_CONSIGNE DONNÉE A_
Dans l'arrêt de la cour d'appel de Montpellier, quel tribunal a rendu le jugement du 12 mai 1998 ?

_EXTRAIT DU TEXTE_
CA Montpellier, 2e ch. B, 16 novembre 1999, n° 98-0004375
MONTPELLIER
Arrêt
Confirmation
PARTIES
Demandeur :
Darres, SVIV (SARL)
Défendeur :
Locam (SARL), Etablissements Darres (SARL)
COMPOSITION DE LA JURIDICTION
Président :
Mme Plantard
Conseillers :
M. Baudouin, Mme Poli-Sonntag
Avoués :
SCP Touzery-Cottalorda, SCP Capdevila-Gabolde
Avocats :
SCP Camille-Sarhamon- Vincenti-Ruff, Me Loriot.
LA COUR statue sur l'appel relevé le 26 juin 1998 par M. Michel Darres et la SARL SVIV du jugement rendu par le tribunal de commerce de Rodez le 12 mai 1998 qui a dit que M. Darres a, par l'intermédiaire de la société SVIV, commis des actes de concurrence déloyale préjudiciables aux sociétés Darres et Locam, les a condamnés in solidum à payer à titre de dommages et intérêts la somme de 220.000 F à la SARL Locam, celle de 30.000 F à la SARL Ets Darres et la somme globale de 8.000 F à ces deux sociétés au titre de l'article 700 du nouveau code de procédure civile.

_EXTRAITS DU LISTING_
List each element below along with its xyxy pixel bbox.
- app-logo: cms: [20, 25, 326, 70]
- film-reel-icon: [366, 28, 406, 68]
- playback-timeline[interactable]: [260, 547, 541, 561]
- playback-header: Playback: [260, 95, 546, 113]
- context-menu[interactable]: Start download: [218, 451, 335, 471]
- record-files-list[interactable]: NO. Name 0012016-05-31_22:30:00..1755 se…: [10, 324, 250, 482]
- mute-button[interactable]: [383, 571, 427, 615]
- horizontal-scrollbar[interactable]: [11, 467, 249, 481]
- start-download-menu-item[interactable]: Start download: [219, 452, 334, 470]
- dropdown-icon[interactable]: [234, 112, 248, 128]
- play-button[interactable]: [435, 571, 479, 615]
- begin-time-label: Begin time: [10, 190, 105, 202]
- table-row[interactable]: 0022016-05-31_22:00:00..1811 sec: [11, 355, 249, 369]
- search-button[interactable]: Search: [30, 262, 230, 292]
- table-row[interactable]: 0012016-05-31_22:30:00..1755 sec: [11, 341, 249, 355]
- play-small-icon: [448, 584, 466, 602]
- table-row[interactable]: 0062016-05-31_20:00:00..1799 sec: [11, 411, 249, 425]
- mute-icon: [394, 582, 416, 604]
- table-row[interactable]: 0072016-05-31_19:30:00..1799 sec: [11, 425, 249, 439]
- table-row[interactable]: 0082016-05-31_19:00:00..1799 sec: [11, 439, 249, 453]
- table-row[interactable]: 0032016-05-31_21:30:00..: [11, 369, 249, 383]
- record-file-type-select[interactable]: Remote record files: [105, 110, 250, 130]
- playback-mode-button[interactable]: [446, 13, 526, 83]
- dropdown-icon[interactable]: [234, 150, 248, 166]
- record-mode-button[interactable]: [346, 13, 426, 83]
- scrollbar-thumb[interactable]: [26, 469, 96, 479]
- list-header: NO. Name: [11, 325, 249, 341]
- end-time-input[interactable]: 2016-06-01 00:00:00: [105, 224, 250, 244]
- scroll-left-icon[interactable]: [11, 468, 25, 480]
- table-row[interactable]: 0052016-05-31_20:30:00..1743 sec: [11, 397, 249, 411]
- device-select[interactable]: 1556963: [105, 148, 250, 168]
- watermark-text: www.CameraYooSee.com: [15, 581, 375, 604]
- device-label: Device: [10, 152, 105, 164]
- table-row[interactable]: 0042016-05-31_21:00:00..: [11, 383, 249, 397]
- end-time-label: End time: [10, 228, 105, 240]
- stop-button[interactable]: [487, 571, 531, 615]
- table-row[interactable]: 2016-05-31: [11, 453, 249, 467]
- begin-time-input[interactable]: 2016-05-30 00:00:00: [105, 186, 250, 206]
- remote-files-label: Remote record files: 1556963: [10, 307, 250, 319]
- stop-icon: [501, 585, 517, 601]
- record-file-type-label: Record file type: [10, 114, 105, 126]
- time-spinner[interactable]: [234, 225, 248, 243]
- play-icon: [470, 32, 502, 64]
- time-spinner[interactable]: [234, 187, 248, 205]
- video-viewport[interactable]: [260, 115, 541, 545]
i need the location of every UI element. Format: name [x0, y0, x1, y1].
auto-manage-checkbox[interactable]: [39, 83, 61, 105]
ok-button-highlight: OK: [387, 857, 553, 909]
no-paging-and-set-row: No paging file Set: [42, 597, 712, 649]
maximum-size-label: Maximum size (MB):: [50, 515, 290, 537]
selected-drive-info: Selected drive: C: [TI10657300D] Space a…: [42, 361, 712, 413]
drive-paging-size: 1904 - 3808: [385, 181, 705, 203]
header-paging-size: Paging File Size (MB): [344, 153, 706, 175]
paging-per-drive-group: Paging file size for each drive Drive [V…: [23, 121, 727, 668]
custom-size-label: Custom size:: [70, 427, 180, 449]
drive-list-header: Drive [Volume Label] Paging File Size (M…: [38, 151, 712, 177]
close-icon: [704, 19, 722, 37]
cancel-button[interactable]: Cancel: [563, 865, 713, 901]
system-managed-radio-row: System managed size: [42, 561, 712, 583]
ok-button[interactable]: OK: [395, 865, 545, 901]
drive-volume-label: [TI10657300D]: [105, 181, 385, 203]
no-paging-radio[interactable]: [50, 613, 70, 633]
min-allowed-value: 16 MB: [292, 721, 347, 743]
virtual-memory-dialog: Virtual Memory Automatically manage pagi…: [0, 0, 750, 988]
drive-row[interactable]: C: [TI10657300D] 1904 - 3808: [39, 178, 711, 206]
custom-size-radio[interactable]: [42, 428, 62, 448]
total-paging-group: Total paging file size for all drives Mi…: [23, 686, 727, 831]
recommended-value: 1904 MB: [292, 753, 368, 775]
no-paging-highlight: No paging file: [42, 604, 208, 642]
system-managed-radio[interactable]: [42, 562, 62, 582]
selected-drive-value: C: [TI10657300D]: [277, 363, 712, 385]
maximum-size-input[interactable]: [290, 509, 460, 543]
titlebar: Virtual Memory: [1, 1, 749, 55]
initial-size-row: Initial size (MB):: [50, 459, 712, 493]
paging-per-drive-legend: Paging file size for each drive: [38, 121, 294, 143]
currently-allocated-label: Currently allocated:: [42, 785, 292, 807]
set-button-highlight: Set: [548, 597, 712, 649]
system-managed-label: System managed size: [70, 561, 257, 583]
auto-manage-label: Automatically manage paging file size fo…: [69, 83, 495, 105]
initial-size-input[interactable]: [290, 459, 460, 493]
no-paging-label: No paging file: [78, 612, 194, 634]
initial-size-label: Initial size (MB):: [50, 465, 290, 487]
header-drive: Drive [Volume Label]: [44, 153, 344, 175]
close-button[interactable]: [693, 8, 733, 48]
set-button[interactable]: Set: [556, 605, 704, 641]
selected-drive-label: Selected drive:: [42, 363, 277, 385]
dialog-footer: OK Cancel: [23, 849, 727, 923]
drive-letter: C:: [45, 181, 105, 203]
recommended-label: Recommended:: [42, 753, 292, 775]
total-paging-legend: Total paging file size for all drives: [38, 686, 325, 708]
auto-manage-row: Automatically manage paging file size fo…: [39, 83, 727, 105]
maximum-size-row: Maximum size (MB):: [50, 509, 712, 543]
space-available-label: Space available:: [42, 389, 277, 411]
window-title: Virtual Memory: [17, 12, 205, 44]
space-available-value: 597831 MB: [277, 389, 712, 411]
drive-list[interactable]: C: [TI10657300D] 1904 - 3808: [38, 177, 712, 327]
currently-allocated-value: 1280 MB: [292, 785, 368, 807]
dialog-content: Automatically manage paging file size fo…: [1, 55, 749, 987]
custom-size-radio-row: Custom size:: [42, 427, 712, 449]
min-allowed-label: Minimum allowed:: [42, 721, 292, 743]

_CONSIGNE DONNÉE B_
Modifie le listing en remplaçant « Start download » par « Download now », sans rien changer d'autre, puis redonne les lignes ainsi corrigées : pars du début du listing et arrête-toi après la ligne qui contient « - mute-icon: [394, 582, 416, 604] ».

_RÉPONSE CORRECTE A_
Le tribunal de commerce de Rodez.

_RÉPONSE CORRECTE B_
List each element below along with its xyxy pixel bbox.
- app-logo: cms: [20, 25, 326, 70]
- film-reel-icon: [366, 28, 406, 68]
- playback-timeline[interactable]: [260, 547, 541, 561]
- playback-header: Playback: [260, 95, 546, 113]
- context-menu[interactable]: Download now: [218, 451, 335, 471]
- record-files-list[interactable]: NO. Name 0012016-05-31_22:30:00..1755 se…: [10, 324, 250, 482]
- mute-button[interactable]: [383, 571, 427, 615]
- horizontal-scrollbar[interactable]: [11, 467, 249, 481]
- start-download-menu-item[interactable]: Download now: [219, 452, 334, 470]
- dropdown-icon[interactable]: [234, 112, 248, 128]
- play-button[interactable]: [435, 571, 479, 615]
- begin-time-label: Begin time: [10, 190, 105, 202]
- table-row[interactable]: 0022016-05-31_22:00:00..1811 sec: [11, 355, 249, 369]
- search-button[interactable]: Search: [30, 262, 230, 292]
- table-row[interactable]: 0012016-05-31_22:30:00..1755 sec: [11, 341, 249, 355]
- play-small-icon: [448, 584, 466, 602]
- table-row[interactable]: 0062016-05-31_20:00:00..1799 sec: [11, 411, 249, 425]
- mute-icon: [394, 582, 416, 604]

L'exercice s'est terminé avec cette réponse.